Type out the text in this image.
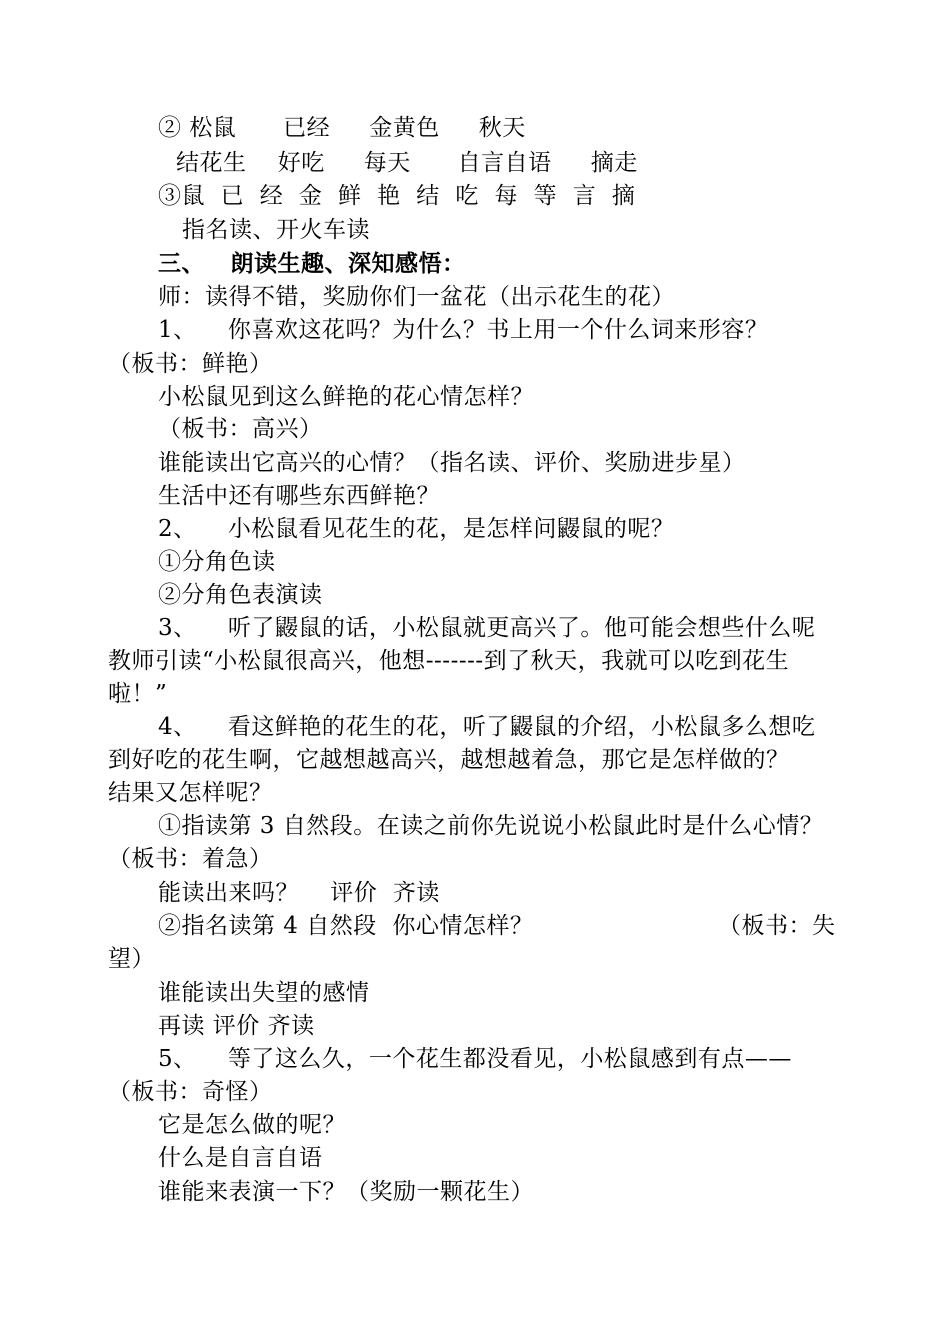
② 松鼠      已经     金黄色     秋天
结花生    好吃     每天      自言自语     摘走
③鼠  已  经  金  鲜  艳  结  吃  每  等  言  摘
指名读、开火车读
三、   朗读生趣、深知感悟：
师：读得不错，奖励你们一盆花（出示花生的花）
1、    你喜欢这花吗？为什么？书上用一个什么词来形容？
（板书：鲜艳）
小松鼠见到这么鲜艳的花心情怎样？
（板书：高兴）
谁能读出它高兴的心情？（指名读、评价、奖励进步星）
生活中还有哪些东西鲜艳？
2、    小松鼠看见花生的花，是怎样问鼹鼠的呢？
①分角色读
②分角色表演读
3、    听了鼹鼠的话，小松鼠就更高兴了。他可能会想些什么呢
教师引读“小松鼠很高兴，他想-------到了秋天，我就可以吃到花生
啦！”
4、    看这鲜艳的花生的花，听了鼹鼠的介绍，小松鼠多么想吃
到好吃的花生啊，它越想越高兴，越想越着急，那它是怎样做的？
结果又怎样呢？
①指读第 3 自然段。在读之前你先说说小松鼠此时是什么心情？
（板书：着急）
能读出来吗？    评价  齐读
②指名读第 4 自然段  你心情怎样？	（板书：失
望）
谁能读出失望的感情
再读 评价 齐读
5、    等了这么久，一个花生都没看见，小松鼠感到有点——
（板书：奇怪）
它是怎么做的呢？
什么是自言自语
谁能来表演一下？（奖励一颗花生）
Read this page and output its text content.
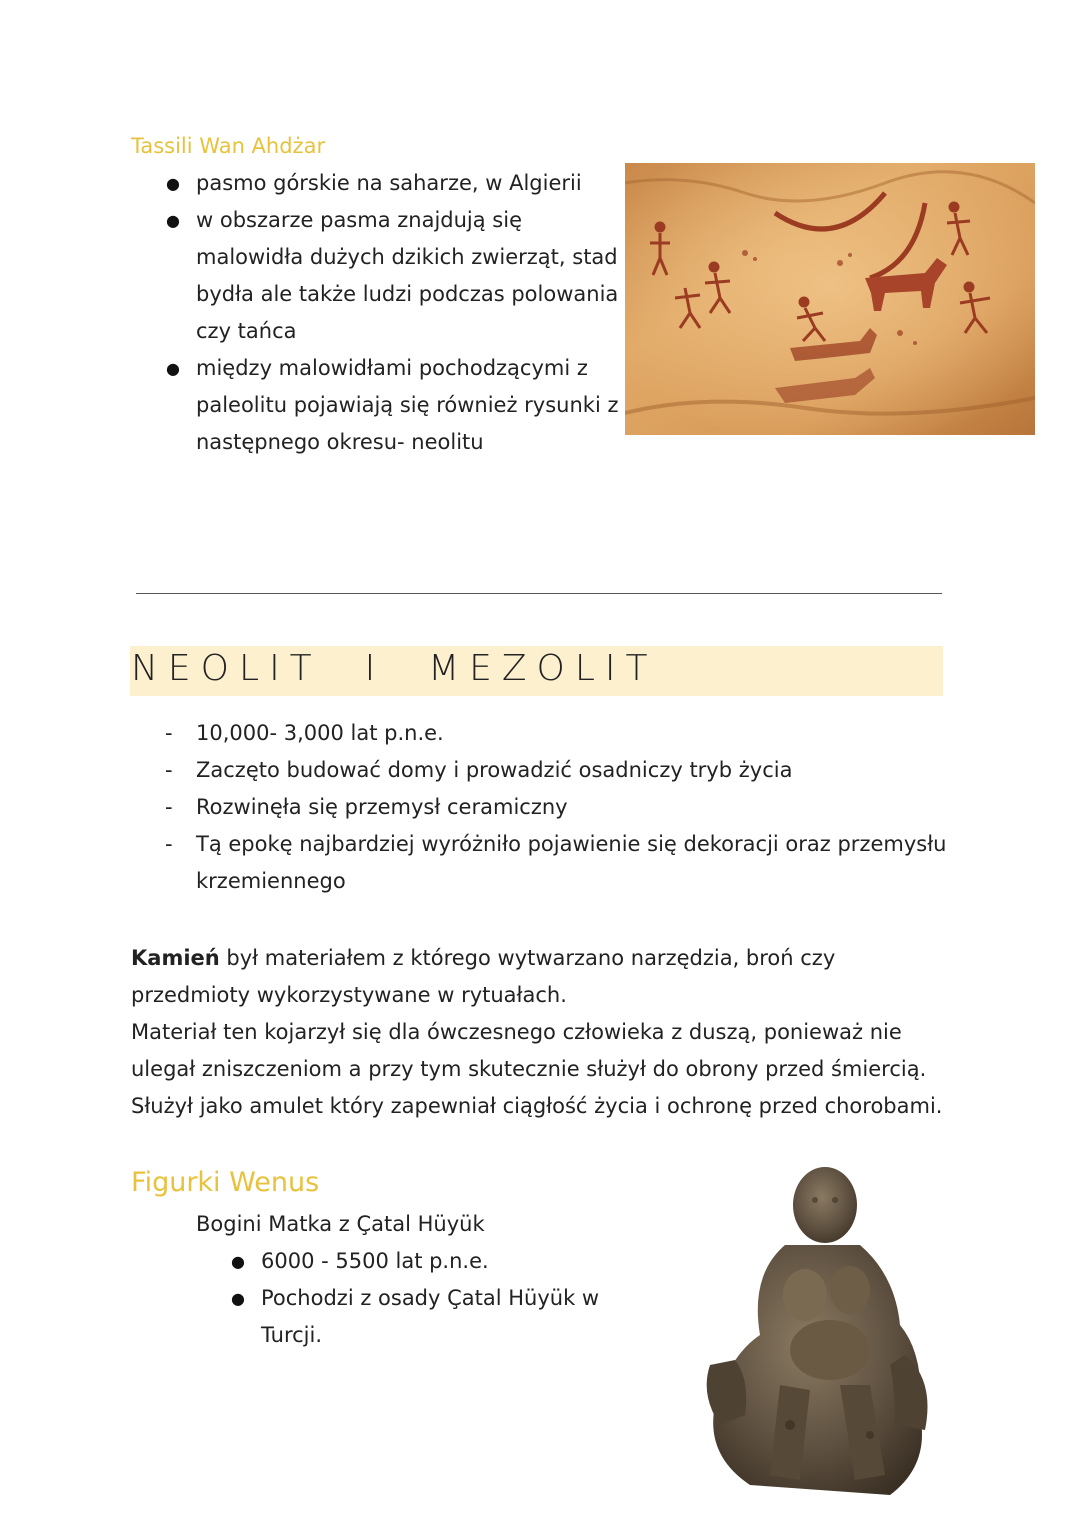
Tassili Wan Ahdżar
● pasmo górskie na saharze, w Algierii
● w obszarze pasma znajdują się malowidła dużych dzikich zwierząt, stad bydła ale także ludzi podczas polowania czy tańca
● między malowidłami pochodzącymi z paleolitu pojawiają się również rysunki z następnego okresu- neolitu
NEOLIT  I  MEZOLIT
- 10,000- 3,000 lat p.n.e.
- Zaczęto budować domy i prowadzić osadniczy tryb życia
- Rozwinęła się przemysł ceramiczny
- Tą epokę najbardziej wyróżniło pojawienie się dekoracji oraz przemysłu krzemiennego
Kamień był materiałem z którego wytwarzano narzędzia, broń czy przedmioty wykorzystywane w rytuałach.
Materiał ten kojarzył się dla ówczesnego człowieka z duszą, ponieważ nie ulegał zniszczeniom a przy tym skutecznie służył do obrony przed śmiercią.
Służył jako amulet który zapewniał ciągłość życia i ochronę przed chorobami.
Figurki Wenus
Bogini Matka z Çatal Hüyük
● 6000 - 5500 lat p.n.e.
● Pochodzi z osady Çatal Hüyük w Turcji.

*-*-*

Search the entries for "życia" and copy out each line that has it.

Answer for this exercise:
- Zaczęto budować domy i prowadzić osadniczy tryb życia
Służył jako amulet który zapewniał ciągłość życia i ochronę przed chorobami.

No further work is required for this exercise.